#### Work required:
Every entry should be repeated exactly. Omit the pictures.

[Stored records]

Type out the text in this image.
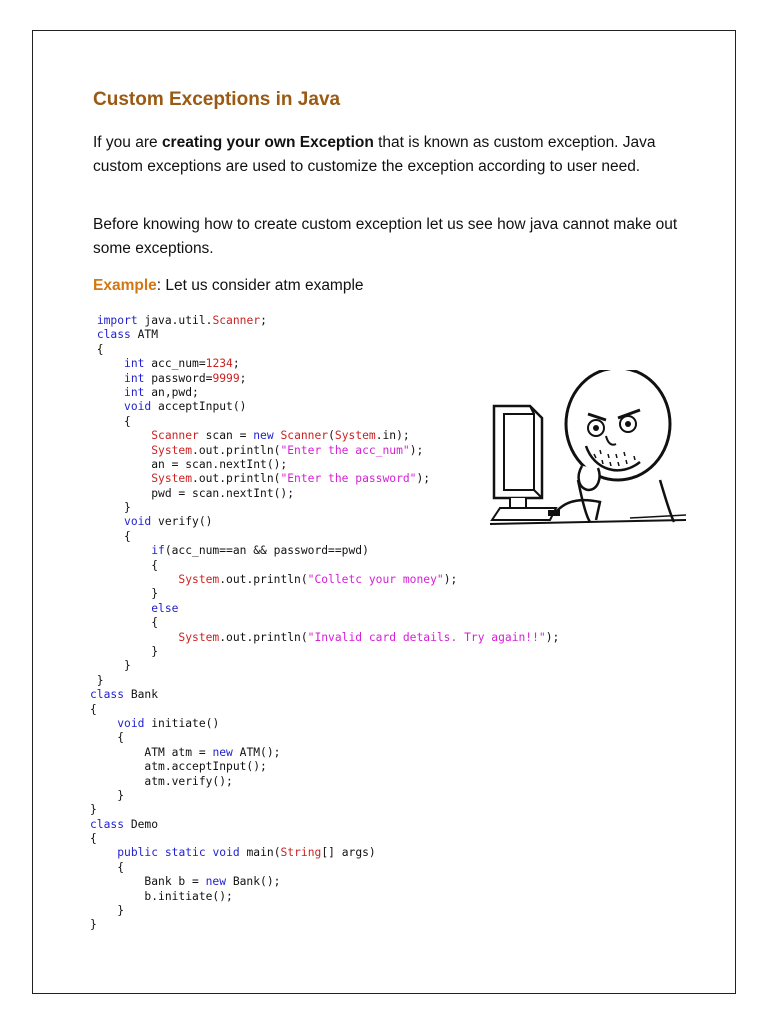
Custom Exceptions in Java
If you are creating your own Exception that is known as custom exception. Java custom exceptions are used to customize the exception according to user need.
Before knowing how to create custom exception let us see how java cannot make out some exceptions.
Example: Let us consider atm example
import java.util.Scanner;
class ATM
{
int acc_num=1234;
int password=9999;
int an,pwd;
void acceptInput()
{
Scanner scan = new Scanner(System.in);
System.out.println("Enter the acc_num");
an = scan.nextInt();
System.out.println("Enter the password");
pwd = scan.nextInt();
}
void verify()
{
if(acc_num==an && password==pwd)
{
System.out.println("Colletc your money");
}
else
{
System.out.println("Invalid card details. Try again!!");
}
}
}
class Bank
{
void initiate()
{
ATM atm = new ATM();
atm.acceptInput();
atm.verify();
}
}
class Demo
{
public static void main(String[] args)
{
Bank b = new Bank();
b.initiate();
}
}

#### Answer in full:
Type out the text in this image.
Custom Exceptions in Java
If you are creating your own Exception that is known as custom exception. Java custom exceptions are used to customize the exception according to user need.
Before knowing how to create custom exception let us see how java cannot make out some exceptions.
Example: Let us consider atm example
import java.util.Scanner;
class ATM
{
int acc_num=1234;
int password=9999;
int an,pwd;
void acceptInput()
{
Scanner scan = new Scanner(System.in);
System.out.println("Enter the acc_num");
an = scan.nextInt();
System.out.println("Enter the password");
pwd = scan.nextInt();
}
void verify()
{
if(acc_num==an && password==pwd)
{
System.out.println("Colletc your money");
}
else
{
System.out.println("Invalid card details. Try again!!");
}
}
}
class Bank
{
void initiate()
{
ATM atm = new ATM();
atm.acceptInput();
atm.verify();
}
}
class Demo
{
public static void main(String[] args)
{
Bank b = new Bank();
b.initiate();
}
}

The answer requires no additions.